* TAREAS DEL EJERCICIO
- a) Según el texto sobre el indulto presidencial, ¿qué institución había recomendado no conceder el indulto a Brandon Rojas y Luis Castillo?
- b) Copia del texto sobre el indulto presidencial todo lo que va desde "Lo que no se" hasta "se terminó discutiendo.".

* TEXTO
******

Mi crítica iba dirigida justamente a esta última afirmación, hecha pública por el Presidente después de haber decidido el indulto. Dije que con ello él se colocaba en la posición de sustituir al Poder Judicial. Un error sin duda gigantesco si sólo había sido producto de la impericia, o un desafío a las instituciones de la República si había sido premeditado.

Lo que no se me ocurrió criticar, por estar fuera de toda crítica, era la facultad presidencial de conceder la gracia del indulto a quien él estimase. Se recordaba por esos días que tal potestad era un resabio medieval, propio de épocas en que el soberano no era el pueblo sino el príncipe que concentraba todos los poderes del Estado, incluido el del castigo y el perdón. Seguramente tenían razón quienes así opinaban, pero traerlo a colación como una crítica a la decisión del Presidente simplemente no venía al caso. Sin perjuicio de su origen, o aún de su buena o mala aplicación, lo único cierto es que la facultad del indulto era y sigue siendo una potestad que la Constitución concede exclusivamente al ciudadano que ejerce la presidencia de la República.

Eso era lo único que no cabía discutir. Y sin embargo fue lo único que se terminó discutiendo.

En las semanas posteriores, además de las inmoderadas declaraciones del Presidente con relación a uno de los indultados (Jorge Mateluna), se conocieron los prontuarios de por lo menos otras dos personas (Brandon Rojas y Luis Castillo) y las recomendaciones de no concederles el indulto emitidas oportunamente por Gendarmería de Chile, junto con recomendaciones en el mismo sentido referidas a otros ocho de los indultados. Desde luego eso daba lugar, y muy razonablemente, a criticar el buen criterio y aún la templanza del presidente al concederles el indulto. Yo mismo, ese 5 de enero, manifesté que pensaba que su decisión había obedecido a la necesidad de hacer un gesto hacia su ala izquierda antes que a motivos humanitarios. A la necesidad de demostrarle a su gente que no los había abandonado; que seguía siendo el mismo a pesar de que, como gobernante, debía actuar con realismo político. Señalé que, aunque no compartía la medida, debía admitir que era un gesto que revelaba intencionalidad política, análisis, y que, si bien iba a tener costos, seguramente el Presidente los había asumido conscientemente como contrapartida a la necesidad de mantener contenta a su gente cuando su gobierno comenzaba ostensiblemente a cambiar de rumbo.

******

* LÍNEAS
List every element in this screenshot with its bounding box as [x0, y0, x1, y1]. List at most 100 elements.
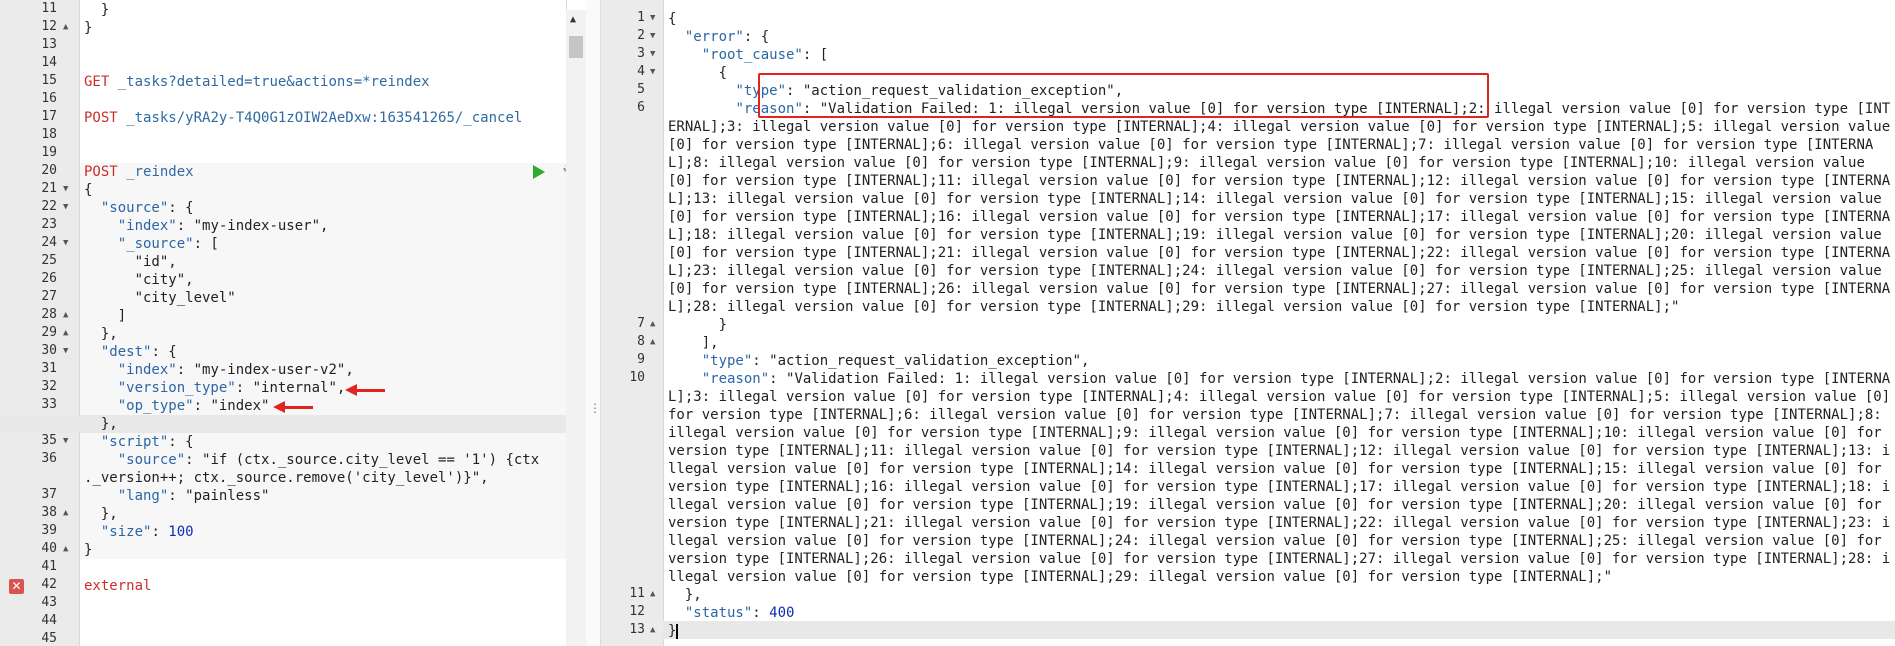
line-number: 31 [41, 361, 57, 376]
line-number: 18 [41, 127, 57, 142]
code-line-42[interactable]: external [84, 577, 151, 595]
line-number: 32 [41, 379, 57, 394]
request-editor-pane[interactable]: 11 12 ▲ 13 14 15 16 17 18 19 20 21 ▼ 22 ▼ 23 24 ▼ 25 26 27 28… [0, 0, 567, 646]
line-number: 5 [637, 82, 645, 97]
fold-close-icon[interactable]: ▲ [650, 337, 655, 347]
line-number: 40 [41, 541, 57, 556]
code-line-24: "_source": [ [117, 236, 219, 252]
code-line-22: "source": { [100, 200, 194, 216]
line-number: 12 [41, 19, 57, 34]
fold-close-icon[interactable]: ▲ [63, 310, 68, 320]
line-number: 13 [629, 622, 645, 637]
fold-close-icon[interactable]: ▲ [650, 625, 655, 635]
annotation-arrow [345, 384, 385, 396]
resp-line-8: ], [668, 335, 719, 351]
resp-line-11: }, [668, 587, 702, 603]
line-number: 44 [41, 613, 57, 628]
json-key: "error" [684, 29, 744, 45]
json-key: "index" [117, 362, 177, 378]
run-request-button[interactable] [533, 165, 545, 179]
line-number: 20 [41, 163, 57, 178]
line-number: 9 [637, 352, 645, 367]
request-path: _tasks/yRA2y-T4Q0G1zOIW2AeDxw:163541265/… [126, 110, 523, 126]
line-number: 41 [41, 559, 57, 574]
json-key: "type" [701, 353, 753, 369]
line-number: 2 [637, 28, 645, 43]
scroll-up-icon[interactable]: ▲ [570, 14, 576, 25]
line-number: 39 [41, 523, 57, 538]
line-number: 27 [41, 289, 57, 304]
line-number: 6 [637, 100, 645, 115]
line-number: 37 [41, 487, 57, 502]
line-number: 4 [637, 64, 645, 79]
pane-splitter[interactable]: ⋮ [586, 0, 601, 646]
code-line-17[interactable]: POST _tasks/yRA2y-T4Q0G1zOIW2AeDxw:16354… [84, 109, 522, 127]
fold-open-icon[interactable]: ▼ [63, 238, 68, 248]
json-value: "Validation Failed: 1: illegal version v… [668, 101, 1891, 315]
error-x-icon[interactable]: ✕ [9, 579, 24, 594]
code-line-28: ] [84, 308, 127, 324]
resp-line-6: "reason": "Validation Failed: 1: illegal… [668, 100, 1892, 316]
code-line-36: "source": "if (ctx._source.city_level ==… [117, 452, 540, 468]
fold-open-icon[interactable]: ▼ [650, 31, 655, 41]
resp-line-12: "status": 400 [684, 605, 795, 621]
fold-open-icon[interactable]: ▼ [650, 49, 655, 59]
fold-close-icon[interactable]: ▲ [650, 589, 655, 599]
fold-close-icon[interactable]: ▲ [63, 544, 68, 554]
line-number: 22 [41, 199, 57, 214]
json-number: 100 [168, 524, 194, 540]
fold-close-icon[interactable]: ▲ [63, 328, 68, 338]
json-value: "index" [210, 398, 270, 414]
fold-close-icon[interactable]: ▲ [63, 22, 68, 32]
request-scrollbar[interactable]: ▲ [566, 10, 586, 646]
fold-open-icon[interactable]: ▼ [650, 67, 655, 77]
line-number: 3 [637, 46, 645, 61]
fold-close-icon[interactable]: ▲ [63, 508, 68, 518]
response-gutter: 1 ▼ 2 ▼ 3 ▼ 4 ▼ 5 6 7 ▲ 8 ▲ 9 10 11 ▲ 12 13 ▲ [601, 0, 664, 646]
fold-open-icon[interactable]: ▼ [63, 184, 68, 194]
code-line-20[interactable]: POST _reindex [84, 163, 194, 181]
fold-open-icon[interactable]: ▼ [650, 13, 655, 23]
request-gutter: 11 12 ▲ 13 14 15 16 17 18 19 20 21 ▼ 22 ▼ 23 24 ▼ 25 26 27 28… [0, 0, 80, 646]
line-number: 13 [41, 37, 57, 52]
json-value: "my-index-user" [193, 218, 321, 234]
line-number: 29 [41, 325, 57, 340]
json-value: "city_level" [134, 290, 236, 306]
code-line-38: }, [84, 506, 118, 522]
json-value: "if (ctx._source.city_level == '1') {ctx [202, 452, 540, 468]
code-line-33: "op_type": "index" [117, 398, 270, 414]
code-line-27: "city_level" [84, 289, 236, 307]
fold-open-icon[interactable]: ▼ [63, 202, 68, 212]
code-line-29: }, [84, 326, 118, 342]
fold-open-icon[interactable]: ▼ [63, 436, 68, 446]
json-key: "reason" [701, 371, 770, 387]
invalid-text: external [84, 578, 152, 594]
line-number: 12 [629, 604, 645, 619]
http-method: GET [84, 74, 110, 90]
fold-close-icon[interactable]: ▲ [650, 319, 655, 329]
json-value: "city" [134, 272, 186, 288]
code-line-15[interactable]: GET _tasks?detailed=true&actions=*reinde… [84, 73, 430, 91]
code-line-30: "dest": { [100, 344, 177, 360]
resp-line-9: "type": "action_request_validation_excep… [701, 353, 1090, 369]
request-path: _reindex [126, 164, 194, 180]
json-value: "internal" [252, 380, 337, 396]
scroll-thumb[interactable] [569, 36, 583, 58]
line-number: 19 [41, 145, 57, 160]
resp-line-2: "error": { [684, 29, 770, 45]
code-line-21: { [84, 182, 93, 198]
line-number: 16 [41, 91, 57, 106]
line-number: 24 [41, 235, 57, 250]
fold-open-icon[interactable]: ▼ [63, 346, 68, 356]
json-value: "id" [134, 254, 169, 270]
resp-line-10: "reason": "Validation Failed: 1: illegal… [668, 370, 1892, 586]
code-line-12: } [84, 20, 93, 36]
code-line-35: "script": { [100, 434, 194, 450]
json-key: "source" [117, 452, 186, 468]
json-key: "op_type" [117, 398, 194, 414]
resp-line-1: { [668, 11, 677, 27]
code-line-26: "city", [134, 272, 194, 288]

******

* CONJUNTO DE RESPUESTAS
- a) Gendarmería de Chile.

- b)
Lo que no se me ocurrió criticar, por estar fuera de toda crítica, era la facultad presidencial de conceder la gracia del indulto a quien él estimase. Se recordaba por esos días que tal potestad era un resabio medieval, propio de épocas en que el soberano no era el pueblo sino el príncipe que concentraba todos los poderes del Estado, incluido el del castigo y el perdón. Seguramente tenían razón quienes así opinaban, pero traerlo a colación como una crítica a la decisión del Presidente simplemente no venía al caso. Sin perjuicio de su origen, o aún de su buena o mala aplicación, lo único cierto es que la facultad del indulto era y sigue siendo una potestad que la Constitución concede exclusivamente al ciudadano que ejerce la presidencia de la República.

Eso era lo único que no cabía discutir. Y sin embargo fue lo único que se terminó discutiendo.